Collection entries:

Begin

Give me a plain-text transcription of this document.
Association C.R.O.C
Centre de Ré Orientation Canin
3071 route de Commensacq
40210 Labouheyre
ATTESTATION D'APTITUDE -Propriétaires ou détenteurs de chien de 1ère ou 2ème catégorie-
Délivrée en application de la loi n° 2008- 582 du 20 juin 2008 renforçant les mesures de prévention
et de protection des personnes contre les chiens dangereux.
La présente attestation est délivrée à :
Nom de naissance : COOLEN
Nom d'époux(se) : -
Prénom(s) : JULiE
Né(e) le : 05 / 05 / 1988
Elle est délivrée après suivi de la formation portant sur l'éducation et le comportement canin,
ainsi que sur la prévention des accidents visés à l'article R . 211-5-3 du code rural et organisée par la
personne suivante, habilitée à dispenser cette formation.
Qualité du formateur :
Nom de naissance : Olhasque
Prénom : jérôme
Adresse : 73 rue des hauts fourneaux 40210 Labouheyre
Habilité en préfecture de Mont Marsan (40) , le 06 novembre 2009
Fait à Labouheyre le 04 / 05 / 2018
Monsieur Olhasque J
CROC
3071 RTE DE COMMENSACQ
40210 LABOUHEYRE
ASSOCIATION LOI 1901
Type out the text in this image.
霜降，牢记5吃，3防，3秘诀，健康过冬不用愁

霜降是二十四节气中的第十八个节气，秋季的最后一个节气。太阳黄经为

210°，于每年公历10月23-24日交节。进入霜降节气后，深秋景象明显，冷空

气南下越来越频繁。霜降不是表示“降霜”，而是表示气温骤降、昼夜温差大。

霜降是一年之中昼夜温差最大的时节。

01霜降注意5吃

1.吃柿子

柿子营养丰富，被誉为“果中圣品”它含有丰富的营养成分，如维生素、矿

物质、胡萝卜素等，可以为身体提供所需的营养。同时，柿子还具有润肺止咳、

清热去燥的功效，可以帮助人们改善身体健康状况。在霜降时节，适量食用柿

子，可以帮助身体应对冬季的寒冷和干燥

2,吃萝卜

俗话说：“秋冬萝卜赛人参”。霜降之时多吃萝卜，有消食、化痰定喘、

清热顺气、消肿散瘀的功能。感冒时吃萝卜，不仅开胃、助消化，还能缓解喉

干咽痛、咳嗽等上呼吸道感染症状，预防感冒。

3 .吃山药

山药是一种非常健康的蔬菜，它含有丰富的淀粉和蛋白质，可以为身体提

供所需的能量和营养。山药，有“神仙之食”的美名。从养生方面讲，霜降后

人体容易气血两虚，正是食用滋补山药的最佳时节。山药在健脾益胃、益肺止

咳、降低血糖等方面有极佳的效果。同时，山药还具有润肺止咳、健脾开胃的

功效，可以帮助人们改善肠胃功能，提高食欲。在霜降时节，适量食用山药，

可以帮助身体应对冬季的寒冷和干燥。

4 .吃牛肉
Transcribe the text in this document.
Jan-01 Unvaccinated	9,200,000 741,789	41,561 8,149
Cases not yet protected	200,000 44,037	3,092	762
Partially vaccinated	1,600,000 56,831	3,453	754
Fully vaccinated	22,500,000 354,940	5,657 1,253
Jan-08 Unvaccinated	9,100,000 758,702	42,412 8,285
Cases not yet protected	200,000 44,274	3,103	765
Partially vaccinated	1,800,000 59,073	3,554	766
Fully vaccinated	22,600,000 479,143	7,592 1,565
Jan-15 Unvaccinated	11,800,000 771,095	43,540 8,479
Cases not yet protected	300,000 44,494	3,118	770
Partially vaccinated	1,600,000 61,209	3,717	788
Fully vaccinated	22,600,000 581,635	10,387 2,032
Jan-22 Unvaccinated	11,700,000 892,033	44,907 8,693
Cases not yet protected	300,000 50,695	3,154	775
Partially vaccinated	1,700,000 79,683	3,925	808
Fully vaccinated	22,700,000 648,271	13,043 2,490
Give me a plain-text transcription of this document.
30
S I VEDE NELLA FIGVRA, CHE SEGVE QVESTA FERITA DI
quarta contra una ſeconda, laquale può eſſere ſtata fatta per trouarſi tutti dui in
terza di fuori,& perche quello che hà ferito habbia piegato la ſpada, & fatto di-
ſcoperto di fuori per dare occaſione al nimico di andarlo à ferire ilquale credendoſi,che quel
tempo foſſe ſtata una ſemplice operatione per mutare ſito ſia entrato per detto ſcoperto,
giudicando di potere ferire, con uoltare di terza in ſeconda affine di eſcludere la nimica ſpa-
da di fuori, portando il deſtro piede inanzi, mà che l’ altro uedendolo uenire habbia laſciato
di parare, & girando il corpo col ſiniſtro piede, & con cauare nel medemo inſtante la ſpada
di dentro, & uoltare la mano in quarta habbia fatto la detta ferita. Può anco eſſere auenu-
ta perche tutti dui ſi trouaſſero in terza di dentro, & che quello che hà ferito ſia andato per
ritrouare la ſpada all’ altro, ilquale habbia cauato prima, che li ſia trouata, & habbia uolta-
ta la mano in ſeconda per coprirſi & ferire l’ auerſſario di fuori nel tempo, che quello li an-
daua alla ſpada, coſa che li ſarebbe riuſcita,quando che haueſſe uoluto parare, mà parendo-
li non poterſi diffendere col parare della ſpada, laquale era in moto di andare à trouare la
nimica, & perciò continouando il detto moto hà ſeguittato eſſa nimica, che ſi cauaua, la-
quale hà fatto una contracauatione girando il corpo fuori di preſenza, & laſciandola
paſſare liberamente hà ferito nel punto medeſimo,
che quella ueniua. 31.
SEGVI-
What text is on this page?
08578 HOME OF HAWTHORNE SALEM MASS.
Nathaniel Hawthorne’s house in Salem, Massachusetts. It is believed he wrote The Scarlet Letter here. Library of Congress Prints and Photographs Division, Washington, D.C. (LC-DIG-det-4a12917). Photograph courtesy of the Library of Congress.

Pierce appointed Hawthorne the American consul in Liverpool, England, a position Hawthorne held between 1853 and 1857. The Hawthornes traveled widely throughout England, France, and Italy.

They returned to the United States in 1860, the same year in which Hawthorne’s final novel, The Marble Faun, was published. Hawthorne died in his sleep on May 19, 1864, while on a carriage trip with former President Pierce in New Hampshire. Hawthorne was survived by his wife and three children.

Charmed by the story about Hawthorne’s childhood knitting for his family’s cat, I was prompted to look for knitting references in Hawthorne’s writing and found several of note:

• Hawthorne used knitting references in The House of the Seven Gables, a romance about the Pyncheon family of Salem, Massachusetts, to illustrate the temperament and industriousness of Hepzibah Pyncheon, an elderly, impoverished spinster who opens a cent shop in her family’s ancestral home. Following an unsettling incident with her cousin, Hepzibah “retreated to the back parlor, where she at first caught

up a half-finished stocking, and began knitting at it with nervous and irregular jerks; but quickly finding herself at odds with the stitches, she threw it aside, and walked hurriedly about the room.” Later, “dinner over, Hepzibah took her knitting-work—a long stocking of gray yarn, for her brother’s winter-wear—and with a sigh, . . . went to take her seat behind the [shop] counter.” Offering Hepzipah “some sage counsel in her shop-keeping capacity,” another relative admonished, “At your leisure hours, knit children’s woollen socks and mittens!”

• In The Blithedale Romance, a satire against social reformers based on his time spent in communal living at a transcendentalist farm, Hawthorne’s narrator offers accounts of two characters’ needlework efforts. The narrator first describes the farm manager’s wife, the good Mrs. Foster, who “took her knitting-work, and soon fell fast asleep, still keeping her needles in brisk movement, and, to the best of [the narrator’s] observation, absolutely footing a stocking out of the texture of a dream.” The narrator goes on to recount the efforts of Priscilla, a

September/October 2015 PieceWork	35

End

Problem details: Answer with a single number: the count of lines holding the word "ſcoperto".

Expected answer: 2